[Dataset items]
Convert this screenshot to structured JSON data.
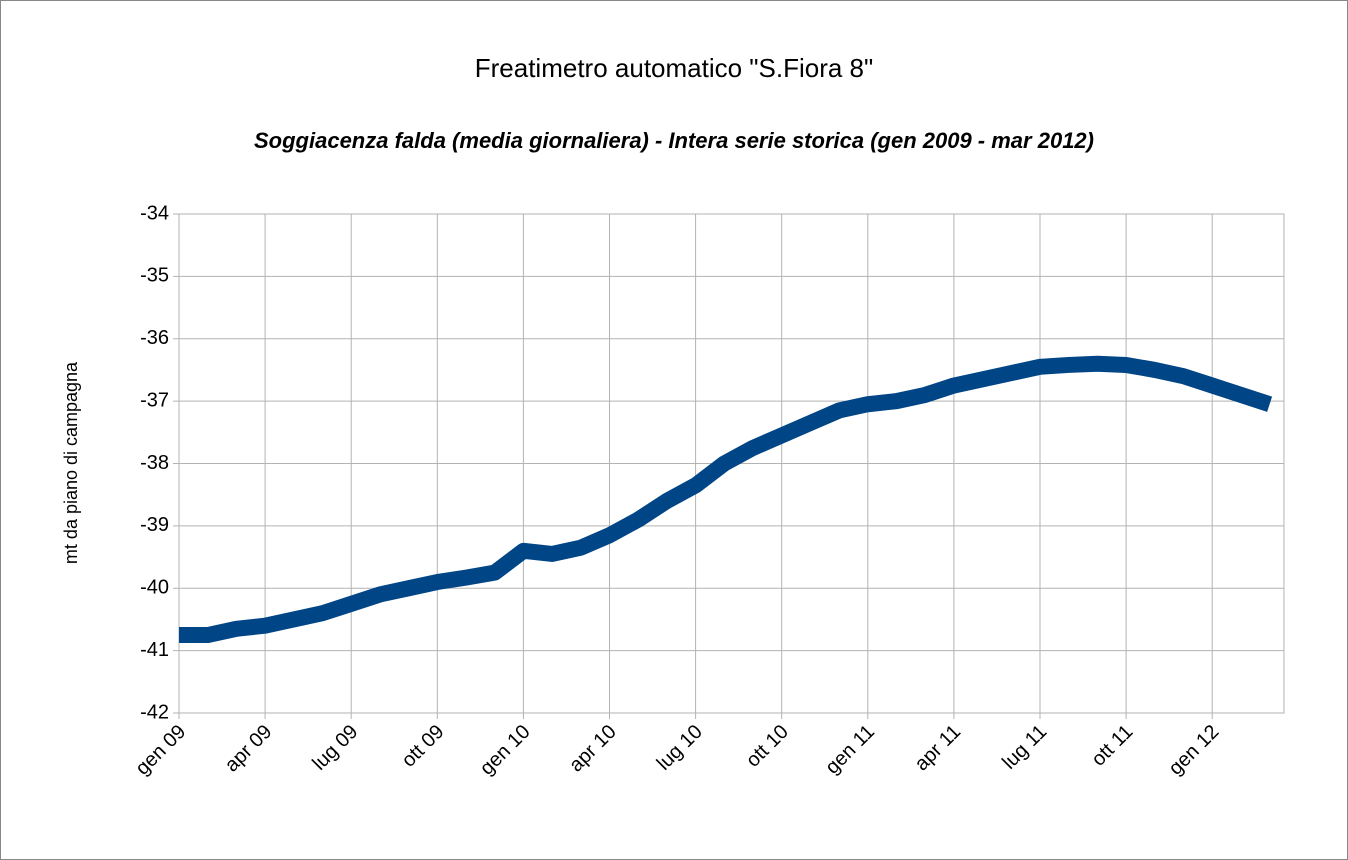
{
  "chart_data": {
    "type": "line",
    "title": "Freatimetro automatico \"S.Fiora 8\"",
    "subtitle": "Soggiacenza falda (media giornaliera) - Intera serie storica (gen 2009 - mar 2012)",
    "y_label": "mt da piano di campagna",
    "categories": [
      "gen 09",
      null,
      null,
      "apr 09",
      null,
      null,
      "lug 09",
      null,
      null,
      "ott 09",
      null,
      null,
      "gen 10",
      null,
      null,
      "apr 10",
      null,
      null,
      "lug 10",
      null,
      null,
      "ott 10",
      null,
      null,
      "gen 11",
      null,
      null,
      "apr 11",
      null,
      null,
      "lug 11",
      null,
      null,
      "ott 11",
      null,
      null,
      "gen 12",
      null,
      null
    ],
    "values": [
      -40.75,
      -40.75,
      -40.65,
      -40.6,
      -40.5,
      -40.4,
      -40.25,
      -40.1,
      -40.0,
      -39.9,
      -39.83,
      -39.75,
      -39.4,
      -39.45,
      -39.35,
      -39.15,
      -38.9,
      -38.6,
      -38.35,
      -38.0,
      -37.75,
      -37.55,
      -37.35,
      -37.15,
      -37.05,
      -37.0,
      -36.9,
      -36.75,
      -36.65,
      -36.55,
      -36.45,
      -36.42,
      -36.4,
      -36.42,
      -36.5,
      -36.6,
      -36.75,
      -36.9,
      -37.05
    ],
    "color": "#004586",
    "ylim": [
      -42,
      -34
    ],
    "yticks": [
      -42,
      -41,
      -40,
      -39,
      -38,
      -37,
      -36,
      -35,
      -34
    ],
    "grid": true
  }
}
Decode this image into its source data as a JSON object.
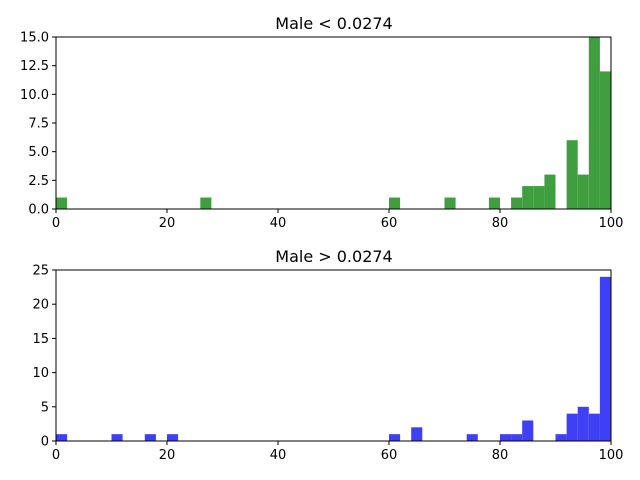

*Task objective*:
Reproduce every line exactly and omit all pictures.

*The result*:
Convert this screenshot to structured JSON data.
{
  "chart_data": {
    "type": "line",
    "title": "Freatimetro automatico \"S.Fiora 8\"",
    "subtitle": "Soggiacenza falda (media giornaliera) - Intera serie storica (gen 2009 - mar 2012)",
    "y_label": "mt da piano di campagna",
    "categories": [
      "gen 09",
      null,
      null,
      "apr 09",
      null,
      null,
      "lug 09",
      null,
      null,
      "ott 09",
      null,
      null,
      "gen 10",
      null,
      null,
      "apr 10",
      null,
      null,
      "lug 10",
      null,
      null,
      "ott 10",
      null,
      null,
      "gen 11",
      null,
      null,
      "apr 11",
      null,
      null,
      "lug 11",
      null,
      null,
      "ott 11",
      null,
      null,
      "gen 12",
      null,
      null
    ],
    "values": [
      -40.75,
      -40.75,
      -40.65,
      -40.6,
      -40.5,
      -40.4,
      -40.25,
      -40.1,
      -40.0,
      -39.9,
      -39.83,
      -39.75,
      -39.4,
      -39.45,
      -39.35,
      -39.15,
      -38.9,
      -38.6,
      -38.35,
      -38.0,
      -37.75,
      -37.55,
      -37.35,
      -37.15,
      -37.05,
      -37.0,
      -36.9,
      -36.75,
      -36.65,
      -36.55,
      -36.45,
      -36.42,
      -36.4,
      -36.42,
      -36.5,
      -36.6,
      -36.75,
      -36.9,
      -37.05
    ],
    "color": "#004586",
    "ylim": [
      -42,
      -34
    ],
    "yticks": [
      -42,
      -41,
      -40,
      -39,
      -38,
      -37,
      -36,
      -35,
      -34
    ],
    "grid": true
  }
}
Decode this image into its source data as a JSON object.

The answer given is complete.